## Start SOURCE MATERIAL
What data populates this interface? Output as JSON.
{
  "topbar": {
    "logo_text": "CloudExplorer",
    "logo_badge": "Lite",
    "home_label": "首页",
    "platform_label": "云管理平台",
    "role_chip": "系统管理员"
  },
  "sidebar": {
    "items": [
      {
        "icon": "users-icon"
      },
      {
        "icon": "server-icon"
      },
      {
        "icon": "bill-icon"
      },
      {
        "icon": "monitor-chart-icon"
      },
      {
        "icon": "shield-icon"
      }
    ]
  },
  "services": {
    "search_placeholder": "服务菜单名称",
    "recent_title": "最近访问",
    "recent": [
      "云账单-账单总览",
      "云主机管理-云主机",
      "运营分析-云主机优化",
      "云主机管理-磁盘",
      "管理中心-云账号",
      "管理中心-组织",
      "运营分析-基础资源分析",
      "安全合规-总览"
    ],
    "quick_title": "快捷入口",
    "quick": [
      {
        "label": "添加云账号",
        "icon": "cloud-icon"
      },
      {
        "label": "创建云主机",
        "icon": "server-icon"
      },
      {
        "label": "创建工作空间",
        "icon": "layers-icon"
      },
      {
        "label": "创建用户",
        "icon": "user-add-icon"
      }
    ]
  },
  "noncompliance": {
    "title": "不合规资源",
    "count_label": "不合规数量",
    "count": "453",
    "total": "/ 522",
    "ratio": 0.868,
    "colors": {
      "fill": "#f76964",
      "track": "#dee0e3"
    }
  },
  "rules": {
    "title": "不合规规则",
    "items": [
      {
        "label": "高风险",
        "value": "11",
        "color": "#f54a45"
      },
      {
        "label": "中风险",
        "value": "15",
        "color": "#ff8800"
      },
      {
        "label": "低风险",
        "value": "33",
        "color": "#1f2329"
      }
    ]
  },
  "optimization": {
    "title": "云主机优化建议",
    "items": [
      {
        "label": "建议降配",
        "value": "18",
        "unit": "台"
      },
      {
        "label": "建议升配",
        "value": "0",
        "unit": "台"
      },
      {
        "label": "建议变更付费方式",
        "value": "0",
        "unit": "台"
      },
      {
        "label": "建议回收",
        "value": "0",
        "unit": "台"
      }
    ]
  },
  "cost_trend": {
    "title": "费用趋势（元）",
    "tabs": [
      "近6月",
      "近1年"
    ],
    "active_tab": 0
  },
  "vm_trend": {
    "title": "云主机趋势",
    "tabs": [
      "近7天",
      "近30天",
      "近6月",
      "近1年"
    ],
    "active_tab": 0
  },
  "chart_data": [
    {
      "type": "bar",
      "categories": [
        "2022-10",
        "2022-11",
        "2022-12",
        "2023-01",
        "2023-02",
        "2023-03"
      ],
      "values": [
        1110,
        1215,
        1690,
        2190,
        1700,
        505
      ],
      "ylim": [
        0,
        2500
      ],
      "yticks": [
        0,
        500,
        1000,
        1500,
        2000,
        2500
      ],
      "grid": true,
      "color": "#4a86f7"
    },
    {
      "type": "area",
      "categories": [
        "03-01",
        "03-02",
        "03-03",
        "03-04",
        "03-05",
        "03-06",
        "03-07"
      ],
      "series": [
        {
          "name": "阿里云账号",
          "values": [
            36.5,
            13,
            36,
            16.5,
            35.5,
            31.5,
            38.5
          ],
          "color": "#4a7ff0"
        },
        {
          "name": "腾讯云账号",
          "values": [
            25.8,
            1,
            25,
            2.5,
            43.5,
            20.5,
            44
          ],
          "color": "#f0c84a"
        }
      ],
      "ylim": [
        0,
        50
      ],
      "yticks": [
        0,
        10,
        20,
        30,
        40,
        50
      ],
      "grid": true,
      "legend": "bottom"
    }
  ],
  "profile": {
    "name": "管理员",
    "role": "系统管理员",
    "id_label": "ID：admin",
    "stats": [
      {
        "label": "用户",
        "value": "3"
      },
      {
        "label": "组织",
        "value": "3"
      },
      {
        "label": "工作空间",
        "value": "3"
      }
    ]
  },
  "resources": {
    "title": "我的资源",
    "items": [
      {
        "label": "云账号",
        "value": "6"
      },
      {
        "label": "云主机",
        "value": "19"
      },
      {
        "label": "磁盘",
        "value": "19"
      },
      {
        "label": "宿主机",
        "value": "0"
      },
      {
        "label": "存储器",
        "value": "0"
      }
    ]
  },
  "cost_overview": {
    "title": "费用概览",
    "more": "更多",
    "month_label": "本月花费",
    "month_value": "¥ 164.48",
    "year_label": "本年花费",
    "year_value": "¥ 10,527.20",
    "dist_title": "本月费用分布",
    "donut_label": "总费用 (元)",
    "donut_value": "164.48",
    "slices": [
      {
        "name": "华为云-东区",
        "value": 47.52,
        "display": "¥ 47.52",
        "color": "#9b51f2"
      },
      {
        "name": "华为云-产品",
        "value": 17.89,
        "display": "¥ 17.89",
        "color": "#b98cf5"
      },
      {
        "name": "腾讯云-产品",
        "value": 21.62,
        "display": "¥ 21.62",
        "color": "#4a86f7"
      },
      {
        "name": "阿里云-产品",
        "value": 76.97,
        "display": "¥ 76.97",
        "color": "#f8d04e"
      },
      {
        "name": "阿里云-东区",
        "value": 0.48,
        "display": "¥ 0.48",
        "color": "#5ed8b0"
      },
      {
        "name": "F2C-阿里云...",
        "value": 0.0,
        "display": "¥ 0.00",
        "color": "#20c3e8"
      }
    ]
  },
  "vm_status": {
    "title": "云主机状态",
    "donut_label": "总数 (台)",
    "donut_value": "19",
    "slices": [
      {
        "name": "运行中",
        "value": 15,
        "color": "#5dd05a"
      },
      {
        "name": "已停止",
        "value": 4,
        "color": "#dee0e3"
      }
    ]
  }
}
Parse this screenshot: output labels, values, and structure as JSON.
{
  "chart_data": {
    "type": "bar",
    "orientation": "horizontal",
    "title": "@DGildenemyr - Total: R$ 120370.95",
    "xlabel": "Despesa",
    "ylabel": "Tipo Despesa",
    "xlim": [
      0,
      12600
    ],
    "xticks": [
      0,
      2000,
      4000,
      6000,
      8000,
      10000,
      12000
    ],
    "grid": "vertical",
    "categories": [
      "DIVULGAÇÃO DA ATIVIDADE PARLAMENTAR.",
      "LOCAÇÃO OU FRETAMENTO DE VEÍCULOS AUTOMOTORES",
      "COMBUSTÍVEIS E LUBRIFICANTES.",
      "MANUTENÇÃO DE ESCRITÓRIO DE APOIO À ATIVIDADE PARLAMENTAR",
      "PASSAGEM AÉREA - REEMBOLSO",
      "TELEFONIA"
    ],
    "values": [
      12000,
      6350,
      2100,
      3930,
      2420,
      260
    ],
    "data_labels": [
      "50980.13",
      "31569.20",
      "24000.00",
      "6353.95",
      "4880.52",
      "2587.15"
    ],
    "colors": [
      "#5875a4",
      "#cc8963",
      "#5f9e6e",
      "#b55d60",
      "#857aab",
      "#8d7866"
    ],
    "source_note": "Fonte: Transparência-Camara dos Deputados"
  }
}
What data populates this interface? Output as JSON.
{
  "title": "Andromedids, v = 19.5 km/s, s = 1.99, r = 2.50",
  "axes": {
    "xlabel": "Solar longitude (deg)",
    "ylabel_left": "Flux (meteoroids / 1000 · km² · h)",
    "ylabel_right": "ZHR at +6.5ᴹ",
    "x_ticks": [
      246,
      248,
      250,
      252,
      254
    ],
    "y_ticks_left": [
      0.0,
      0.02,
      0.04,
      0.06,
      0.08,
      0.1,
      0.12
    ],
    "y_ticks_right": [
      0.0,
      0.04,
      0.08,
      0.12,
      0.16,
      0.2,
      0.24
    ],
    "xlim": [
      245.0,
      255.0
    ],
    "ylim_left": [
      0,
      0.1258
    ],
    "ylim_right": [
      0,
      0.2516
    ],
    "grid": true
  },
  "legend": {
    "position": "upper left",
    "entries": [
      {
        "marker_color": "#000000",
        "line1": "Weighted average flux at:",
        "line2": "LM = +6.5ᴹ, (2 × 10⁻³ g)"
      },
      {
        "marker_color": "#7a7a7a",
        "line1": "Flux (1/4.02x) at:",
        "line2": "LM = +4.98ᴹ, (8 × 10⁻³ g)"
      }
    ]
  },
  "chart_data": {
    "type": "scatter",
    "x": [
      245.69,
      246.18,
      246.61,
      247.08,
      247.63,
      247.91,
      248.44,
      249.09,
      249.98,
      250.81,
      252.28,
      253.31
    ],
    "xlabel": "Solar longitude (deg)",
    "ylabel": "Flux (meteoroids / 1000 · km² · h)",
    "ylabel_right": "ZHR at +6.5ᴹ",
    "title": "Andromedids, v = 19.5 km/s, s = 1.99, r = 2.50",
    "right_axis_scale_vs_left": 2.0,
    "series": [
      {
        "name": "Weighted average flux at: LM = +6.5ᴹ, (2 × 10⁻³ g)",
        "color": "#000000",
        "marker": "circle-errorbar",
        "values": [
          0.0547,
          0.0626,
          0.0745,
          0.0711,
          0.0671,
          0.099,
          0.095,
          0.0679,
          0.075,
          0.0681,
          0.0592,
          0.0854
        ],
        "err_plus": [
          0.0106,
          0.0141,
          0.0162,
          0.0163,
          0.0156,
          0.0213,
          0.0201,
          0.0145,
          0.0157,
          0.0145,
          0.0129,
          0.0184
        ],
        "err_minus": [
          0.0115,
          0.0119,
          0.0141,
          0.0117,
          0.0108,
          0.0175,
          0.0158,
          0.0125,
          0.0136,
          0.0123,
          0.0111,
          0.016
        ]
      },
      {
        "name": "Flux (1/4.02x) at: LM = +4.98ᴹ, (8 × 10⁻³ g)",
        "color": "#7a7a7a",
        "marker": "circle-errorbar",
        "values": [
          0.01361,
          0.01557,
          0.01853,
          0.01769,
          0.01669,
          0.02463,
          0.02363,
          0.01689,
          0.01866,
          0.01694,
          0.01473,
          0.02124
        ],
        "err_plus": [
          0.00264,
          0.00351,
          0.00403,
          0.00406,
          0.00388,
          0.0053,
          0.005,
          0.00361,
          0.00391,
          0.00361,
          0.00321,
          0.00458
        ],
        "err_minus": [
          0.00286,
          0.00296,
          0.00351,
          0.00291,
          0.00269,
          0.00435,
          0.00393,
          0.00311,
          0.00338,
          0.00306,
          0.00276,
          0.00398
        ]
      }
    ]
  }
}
## End SOURCE MATERIAL
WHAT IS NEEDED: Using the listing above, show every line that includes the string "type".

WORKED ANSWER:
      "type": "bar",
      "type": "area",
    "type": "bar",
    "type": "scatter",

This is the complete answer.